• **Directions for this task**
Copy the lines below word for word, from the first line through the line with "tag-item[interactable]: Aguascalientes xyxy=(211,482,330,504)", including that line.

****************************************

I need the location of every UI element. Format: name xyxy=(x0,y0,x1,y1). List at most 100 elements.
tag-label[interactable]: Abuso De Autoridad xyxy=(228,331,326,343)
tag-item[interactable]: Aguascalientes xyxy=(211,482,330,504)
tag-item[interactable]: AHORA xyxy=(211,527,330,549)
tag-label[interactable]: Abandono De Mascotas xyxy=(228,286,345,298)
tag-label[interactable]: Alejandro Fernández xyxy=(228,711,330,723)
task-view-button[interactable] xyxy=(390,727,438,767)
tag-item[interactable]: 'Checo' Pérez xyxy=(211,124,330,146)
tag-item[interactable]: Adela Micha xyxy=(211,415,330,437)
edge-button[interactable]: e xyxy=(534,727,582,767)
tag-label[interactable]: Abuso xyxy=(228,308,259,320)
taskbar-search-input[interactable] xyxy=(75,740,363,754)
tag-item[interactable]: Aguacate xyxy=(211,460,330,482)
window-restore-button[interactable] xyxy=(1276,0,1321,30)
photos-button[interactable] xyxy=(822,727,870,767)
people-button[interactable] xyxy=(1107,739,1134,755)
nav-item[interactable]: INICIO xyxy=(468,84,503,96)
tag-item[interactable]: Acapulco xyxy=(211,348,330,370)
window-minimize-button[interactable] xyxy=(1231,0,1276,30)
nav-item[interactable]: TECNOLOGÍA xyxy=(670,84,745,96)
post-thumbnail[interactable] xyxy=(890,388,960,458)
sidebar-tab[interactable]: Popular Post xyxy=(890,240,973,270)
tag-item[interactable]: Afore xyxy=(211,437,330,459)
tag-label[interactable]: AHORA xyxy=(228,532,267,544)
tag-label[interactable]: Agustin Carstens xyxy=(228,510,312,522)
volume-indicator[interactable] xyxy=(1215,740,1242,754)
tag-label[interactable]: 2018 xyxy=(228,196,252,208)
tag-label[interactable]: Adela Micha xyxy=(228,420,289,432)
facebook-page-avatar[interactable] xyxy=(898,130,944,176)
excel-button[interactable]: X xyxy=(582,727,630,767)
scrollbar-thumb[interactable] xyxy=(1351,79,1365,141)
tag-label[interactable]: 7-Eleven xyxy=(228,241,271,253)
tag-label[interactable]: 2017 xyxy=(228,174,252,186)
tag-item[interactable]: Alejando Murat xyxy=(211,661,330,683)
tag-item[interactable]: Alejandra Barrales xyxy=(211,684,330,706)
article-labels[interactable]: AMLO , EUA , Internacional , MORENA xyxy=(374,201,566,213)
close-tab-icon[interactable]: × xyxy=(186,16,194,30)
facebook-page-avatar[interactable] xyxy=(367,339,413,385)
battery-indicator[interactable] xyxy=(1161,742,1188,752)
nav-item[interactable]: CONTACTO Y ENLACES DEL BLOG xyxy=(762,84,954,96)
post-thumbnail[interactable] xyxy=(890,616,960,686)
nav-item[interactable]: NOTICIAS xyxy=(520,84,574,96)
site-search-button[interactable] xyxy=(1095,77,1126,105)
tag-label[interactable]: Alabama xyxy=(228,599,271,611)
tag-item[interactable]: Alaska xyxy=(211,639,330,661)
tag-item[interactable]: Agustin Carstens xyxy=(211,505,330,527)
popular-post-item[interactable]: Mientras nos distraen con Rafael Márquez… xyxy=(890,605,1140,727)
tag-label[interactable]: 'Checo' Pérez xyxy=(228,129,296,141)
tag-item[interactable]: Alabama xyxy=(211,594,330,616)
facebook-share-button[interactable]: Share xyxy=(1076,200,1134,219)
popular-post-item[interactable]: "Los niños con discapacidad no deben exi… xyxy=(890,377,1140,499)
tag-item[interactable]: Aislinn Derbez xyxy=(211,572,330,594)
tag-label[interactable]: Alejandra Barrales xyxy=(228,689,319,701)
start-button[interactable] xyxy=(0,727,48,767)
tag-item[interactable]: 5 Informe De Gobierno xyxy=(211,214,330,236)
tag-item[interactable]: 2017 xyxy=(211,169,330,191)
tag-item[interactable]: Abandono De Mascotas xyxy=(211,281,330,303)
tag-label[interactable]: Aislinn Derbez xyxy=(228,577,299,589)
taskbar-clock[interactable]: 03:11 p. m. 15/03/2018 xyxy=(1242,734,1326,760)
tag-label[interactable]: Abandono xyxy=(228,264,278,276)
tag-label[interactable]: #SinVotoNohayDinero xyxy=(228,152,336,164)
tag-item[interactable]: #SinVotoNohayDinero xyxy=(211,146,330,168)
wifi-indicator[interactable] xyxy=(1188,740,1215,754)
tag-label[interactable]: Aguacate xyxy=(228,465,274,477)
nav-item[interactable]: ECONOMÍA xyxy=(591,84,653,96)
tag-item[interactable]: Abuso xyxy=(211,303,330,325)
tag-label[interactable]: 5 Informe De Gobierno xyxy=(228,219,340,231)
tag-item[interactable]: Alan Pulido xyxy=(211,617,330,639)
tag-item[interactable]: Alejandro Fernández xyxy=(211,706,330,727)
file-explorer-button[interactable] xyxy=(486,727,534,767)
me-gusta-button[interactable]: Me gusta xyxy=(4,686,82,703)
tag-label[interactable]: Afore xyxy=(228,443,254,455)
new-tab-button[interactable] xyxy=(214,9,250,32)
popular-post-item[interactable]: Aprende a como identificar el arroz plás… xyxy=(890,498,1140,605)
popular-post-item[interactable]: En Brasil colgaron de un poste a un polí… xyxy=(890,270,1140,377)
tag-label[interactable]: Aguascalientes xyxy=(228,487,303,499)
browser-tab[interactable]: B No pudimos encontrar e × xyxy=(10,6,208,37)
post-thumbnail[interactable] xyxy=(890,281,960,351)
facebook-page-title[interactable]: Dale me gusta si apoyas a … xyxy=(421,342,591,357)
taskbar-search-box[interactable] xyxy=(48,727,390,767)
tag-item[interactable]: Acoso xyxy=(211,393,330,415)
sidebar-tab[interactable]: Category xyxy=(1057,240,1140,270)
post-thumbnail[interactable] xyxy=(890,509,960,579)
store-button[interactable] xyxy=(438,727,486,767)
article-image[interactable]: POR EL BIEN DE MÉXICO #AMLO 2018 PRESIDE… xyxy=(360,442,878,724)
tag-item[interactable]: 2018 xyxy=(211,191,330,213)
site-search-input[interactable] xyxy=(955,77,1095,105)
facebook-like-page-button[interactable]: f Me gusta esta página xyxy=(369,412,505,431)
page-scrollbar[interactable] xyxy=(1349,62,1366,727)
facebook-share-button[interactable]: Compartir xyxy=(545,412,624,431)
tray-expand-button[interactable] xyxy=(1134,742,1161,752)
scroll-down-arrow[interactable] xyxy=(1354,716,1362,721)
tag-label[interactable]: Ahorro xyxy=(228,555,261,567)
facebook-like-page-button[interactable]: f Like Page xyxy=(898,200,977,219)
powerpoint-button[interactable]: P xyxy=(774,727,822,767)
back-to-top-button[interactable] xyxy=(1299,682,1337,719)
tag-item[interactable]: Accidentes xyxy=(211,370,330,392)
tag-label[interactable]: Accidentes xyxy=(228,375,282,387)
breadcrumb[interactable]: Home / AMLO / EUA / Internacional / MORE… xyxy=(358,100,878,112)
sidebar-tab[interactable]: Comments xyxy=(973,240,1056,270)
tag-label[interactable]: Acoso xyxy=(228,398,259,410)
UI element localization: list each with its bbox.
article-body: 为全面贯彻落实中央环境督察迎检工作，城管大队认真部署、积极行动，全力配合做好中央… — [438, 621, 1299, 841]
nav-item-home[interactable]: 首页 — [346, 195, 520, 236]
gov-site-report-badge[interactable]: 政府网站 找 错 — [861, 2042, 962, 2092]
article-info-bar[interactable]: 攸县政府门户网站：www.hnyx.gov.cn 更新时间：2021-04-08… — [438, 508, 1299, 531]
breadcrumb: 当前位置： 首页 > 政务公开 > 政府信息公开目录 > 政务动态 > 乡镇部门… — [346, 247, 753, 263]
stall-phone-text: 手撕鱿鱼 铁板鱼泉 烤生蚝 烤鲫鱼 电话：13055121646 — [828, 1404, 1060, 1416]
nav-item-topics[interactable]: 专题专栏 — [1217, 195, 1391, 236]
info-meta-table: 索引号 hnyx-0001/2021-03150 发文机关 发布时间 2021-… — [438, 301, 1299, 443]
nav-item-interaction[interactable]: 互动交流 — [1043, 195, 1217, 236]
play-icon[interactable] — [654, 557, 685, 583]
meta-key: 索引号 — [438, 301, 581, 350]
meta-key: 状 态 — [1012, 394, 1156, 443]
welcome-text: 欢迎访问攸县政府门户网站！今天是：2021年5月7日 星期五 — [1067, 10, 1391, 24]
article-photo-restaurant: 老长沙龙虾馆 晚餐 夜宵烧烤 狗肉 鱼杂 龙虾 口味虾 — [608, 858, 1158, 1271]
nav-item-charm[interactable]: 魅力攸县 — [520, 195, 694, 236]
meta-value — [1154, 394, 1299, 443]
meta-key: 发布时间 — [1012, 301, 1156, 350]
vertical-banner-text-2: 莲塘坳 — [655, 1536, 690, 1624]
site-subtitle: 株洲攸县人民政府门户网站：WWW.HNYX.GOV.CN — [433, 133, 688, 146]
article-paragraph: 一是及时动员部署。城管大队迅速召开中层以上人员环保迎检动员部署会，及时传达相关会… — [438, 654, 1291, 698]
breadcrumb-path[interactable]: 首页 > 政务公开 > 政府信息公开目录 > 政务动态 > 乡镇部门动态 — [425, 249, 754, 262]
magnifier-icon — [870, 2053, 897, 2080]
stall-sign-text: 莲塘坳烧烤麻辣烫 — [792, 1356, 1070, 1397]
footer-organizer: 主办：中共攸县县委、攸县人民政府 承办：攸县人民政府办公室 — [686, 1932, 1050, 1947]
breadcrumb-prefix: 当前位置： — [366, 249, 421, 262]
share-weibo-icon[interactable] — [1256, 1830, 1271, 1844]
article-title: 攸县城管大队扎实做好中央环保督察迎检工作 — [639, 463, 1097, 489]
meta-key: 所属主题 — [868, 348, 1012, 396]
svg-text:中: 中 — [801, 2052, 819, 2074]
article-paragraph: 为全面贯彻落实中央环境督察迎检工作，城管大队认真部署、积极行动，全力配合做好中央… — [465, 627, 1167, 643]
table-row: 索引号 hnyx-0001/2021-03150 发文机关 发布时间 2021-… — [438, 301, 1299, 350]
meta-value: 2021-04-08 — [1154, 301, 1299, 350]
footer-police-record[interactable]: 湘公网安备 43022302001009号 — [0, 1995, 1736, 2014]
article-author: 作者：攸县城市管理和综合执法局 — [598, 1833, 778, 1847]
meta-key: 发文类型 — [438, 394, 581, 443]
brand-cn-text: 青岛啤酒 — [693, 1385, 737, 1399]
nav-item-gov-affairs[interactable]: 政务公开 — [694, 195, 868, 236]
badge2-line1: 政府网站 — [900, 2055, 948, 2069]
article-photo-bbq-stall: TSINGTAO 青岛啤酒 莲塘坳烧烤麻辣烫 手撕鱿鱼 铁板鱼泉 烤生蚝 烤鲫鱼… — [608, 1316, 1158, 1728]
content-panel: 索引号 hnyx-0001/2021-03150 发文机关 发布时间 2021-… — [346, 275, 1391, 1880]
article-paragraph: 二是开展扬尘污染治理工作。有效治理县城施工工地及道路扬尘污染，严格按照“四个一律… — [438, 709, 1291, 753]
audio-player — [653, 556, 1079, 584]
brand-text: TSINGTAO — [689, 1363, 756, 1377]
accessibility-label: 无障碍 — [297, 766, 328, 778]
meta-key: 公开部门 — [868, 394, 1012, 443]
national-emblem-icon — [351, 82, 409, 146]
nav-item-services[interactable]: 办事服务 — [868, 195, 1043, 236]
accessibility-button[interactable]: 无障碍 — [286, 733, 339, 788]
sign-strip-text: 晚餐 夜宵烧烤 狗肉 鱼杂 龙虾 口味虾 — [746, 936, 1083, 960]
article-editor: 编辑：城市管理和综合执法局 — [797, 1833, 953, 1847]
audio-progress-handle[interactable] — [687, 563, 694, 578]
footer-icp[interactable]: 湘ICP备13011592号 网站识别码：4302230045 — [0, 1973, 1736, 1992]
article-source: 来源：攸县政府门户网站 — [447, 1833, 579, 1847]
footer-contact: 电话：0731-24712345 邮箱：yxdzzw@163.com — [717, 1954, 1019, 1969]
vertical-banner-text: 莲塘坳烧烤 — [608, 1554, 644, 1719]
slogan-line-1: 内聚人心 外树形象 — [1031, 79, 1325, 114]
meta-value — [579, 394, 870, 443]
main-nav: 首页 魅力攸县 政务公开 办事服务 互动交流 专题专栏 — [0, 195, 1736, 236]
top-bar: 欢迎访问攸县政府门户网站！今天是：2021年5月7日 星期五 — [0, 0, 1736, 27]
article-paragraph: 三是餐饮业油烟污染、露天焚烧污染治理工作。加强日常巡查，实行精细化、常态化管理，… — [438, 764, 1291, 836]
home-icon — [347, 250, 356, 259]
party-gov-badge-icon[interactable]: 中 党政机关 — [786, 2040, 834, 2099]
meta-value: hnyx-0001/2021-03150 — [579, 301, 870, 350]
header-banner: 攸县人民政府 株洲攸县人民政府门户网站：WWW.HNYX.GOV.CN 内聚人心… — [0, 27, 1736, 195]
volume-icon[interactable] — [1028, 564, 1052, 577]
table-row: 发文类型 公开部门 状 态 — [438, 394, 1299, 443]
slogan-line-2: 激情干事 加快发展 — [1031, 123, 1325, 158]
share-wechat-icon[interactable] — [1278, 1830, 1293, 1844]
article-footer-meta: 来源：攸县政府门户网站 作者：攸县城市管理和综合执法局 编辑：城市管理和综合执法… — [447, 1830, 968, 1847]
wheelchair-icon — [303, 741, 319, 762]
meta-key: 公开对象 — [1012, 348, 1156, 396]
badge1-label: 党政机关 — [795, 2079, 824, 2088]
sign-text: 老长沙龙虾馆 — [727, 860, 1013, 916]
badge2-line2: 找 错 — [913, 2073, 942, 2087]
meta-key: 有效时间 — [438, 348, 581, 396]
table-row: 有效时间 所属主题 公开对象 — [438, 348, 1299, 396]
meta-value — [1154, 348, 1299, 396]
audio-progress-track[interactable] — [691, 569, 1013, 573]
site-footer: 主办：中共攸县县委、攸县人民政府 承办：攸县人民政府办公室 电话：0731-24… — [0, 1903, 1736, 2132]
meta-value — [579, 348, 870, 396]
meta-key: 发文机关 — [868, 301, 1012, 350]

****************************************

• **Answer in full**
I need the location of every UI element. Format: name xyxy=(x0,y0,x1,y1). List at most 100 elements.
tag-label[interactable]: Abuso De Autoridad xyxy=(228,331,326,343)
tag-item[interactable]: Aguascalientes xyxy=(211,482,330,504)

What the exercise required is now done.